Directions for this task — From the article on the return of the SSAS, return the passage that begins at the words "However, there was" and ends after the words "SSAS new business.". Copy it word for word.

Ellie Bennett on how the SSAS has risen again in 2009
For one product in the pensions space, 2009 really has been a great year. The Small Self-Administered Scheme (SSAS), once dismissed as a product belonging to an almost bygone age, is singing its comeback song.
Providers and financial advisors have been reporting a significant increase in the number of SSAS queries they are fielding. As way of an example, personal pension specialist Hornbuckle Mitchell has seen a 15 per cent rise in SSAS business levels over the last 12 months.
But in a year so fraught with economic difficulties as the one we're in, what has facilitated the return of the SSAS? What's its secret?
No longer in vogue
To answer the question, you have to go back to why the product's popularity dropped in the first place.
The SSAS suffered from an 'image crisis' after A-day, when its more glamorous and media-friendly cousin, the Self-Invested Personal Pension (SIPP), grabbed the limelight and overshadowed the SSAS.
This eclipse however was 'unfair' on the product, says Rupert Curtis, managing director of SIPP and SSAS provider Curtis Banks, as "the A-day changes made [SSASs] virtually identical to SIPPs," and not in any way a 'lesser' product.
SSASs simply went out of fashion, despite there being no change in their suitability for business owners, says Ian Hammond, managing director of SSAS provider, Rowanmoor Pensions. For SIPPs, on the other hand, "A-day marked a turning point for operators in the market, as life offices, who had previously outsourced their SIPP administration to third party providers, invested heavily into developing and promoting their own platforms.
"Some actively pursued a strategy of 'SSAS slating'," continues Hammond, "and the few specialist SSAS providers still in operation in this niche market, had a small voice in comparison".
However, there was one A-day change, according to Martin Tilley, pensions consultant and business development manager at Dentons Pension Management, that has been detrimental to SSAS new business.
This was a legislative change that led to a 'no tolerance' policy of error positions, whereas previously there would have been time to put mistakes right before HMRC took action.
Exodus
"The new rules meant any breach and the scheme was subject to instant and quite (harsh) fines," says Tilley.

Record set —

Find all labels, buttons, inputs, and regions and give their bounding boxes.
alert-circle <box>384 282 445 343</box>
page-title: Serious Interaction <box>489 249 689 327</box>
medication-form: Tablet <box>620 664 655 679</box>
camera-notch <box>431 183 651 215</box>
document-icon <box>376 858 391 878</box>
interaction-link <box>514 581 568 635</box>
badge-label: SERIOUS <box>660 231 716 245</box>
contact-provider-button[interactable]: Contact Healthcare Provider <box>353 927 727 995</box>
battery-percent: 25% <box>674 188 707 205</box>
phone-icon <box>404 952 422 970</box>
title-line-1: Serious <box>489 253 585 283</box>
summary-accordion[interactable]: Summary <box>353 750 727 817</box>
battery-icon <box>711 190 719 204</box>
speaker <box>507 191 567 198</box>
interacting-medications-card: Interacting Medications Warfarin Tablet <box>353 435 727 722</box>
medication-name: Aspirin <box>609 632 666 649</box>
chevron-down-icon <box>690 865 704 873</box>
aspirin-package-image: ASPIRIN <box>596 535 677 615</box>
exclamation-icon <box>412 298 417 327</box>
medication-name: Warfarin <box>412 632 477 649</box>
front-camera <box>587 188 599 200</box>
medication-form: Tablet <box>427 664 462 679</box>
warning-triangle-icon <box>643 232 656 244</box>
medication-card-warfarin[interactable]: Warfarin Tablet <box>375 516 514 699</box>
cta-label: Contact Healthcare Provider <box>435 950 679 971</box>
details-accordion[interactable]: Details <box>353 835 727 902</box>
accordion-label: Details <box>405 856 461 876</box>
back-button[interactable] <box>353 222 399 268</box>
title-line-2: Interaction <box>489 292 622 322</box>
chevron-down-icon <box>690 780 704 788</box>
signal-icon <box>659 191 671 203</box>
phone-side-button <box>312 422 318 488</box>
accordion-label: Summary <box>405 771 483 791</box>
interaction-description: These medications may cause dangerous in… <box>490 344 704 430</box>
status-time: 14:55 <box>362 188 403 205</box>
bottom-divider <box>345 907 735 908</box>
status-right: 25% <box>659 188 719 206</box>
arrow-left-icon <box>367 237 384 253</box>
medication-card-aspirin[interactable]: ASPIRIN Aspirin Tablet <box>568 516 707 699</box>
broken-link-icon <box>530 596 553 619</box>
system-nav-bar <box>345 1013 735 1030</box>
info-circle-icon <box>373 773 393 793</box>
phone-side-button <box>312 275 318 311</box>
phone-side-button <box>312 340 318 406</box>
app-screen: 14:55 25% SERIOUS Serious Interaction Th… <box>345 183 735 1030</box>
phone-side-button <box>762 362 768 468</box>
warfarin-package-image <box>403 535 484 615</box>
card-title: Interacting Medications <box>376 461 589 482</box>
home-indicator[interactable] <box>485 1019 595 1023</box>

Output —
However, there was one A-day change, according to Martin Tilley, pensions consultant and business development manager at Dentons Pension Management, that has been detrimental to SSAS new business.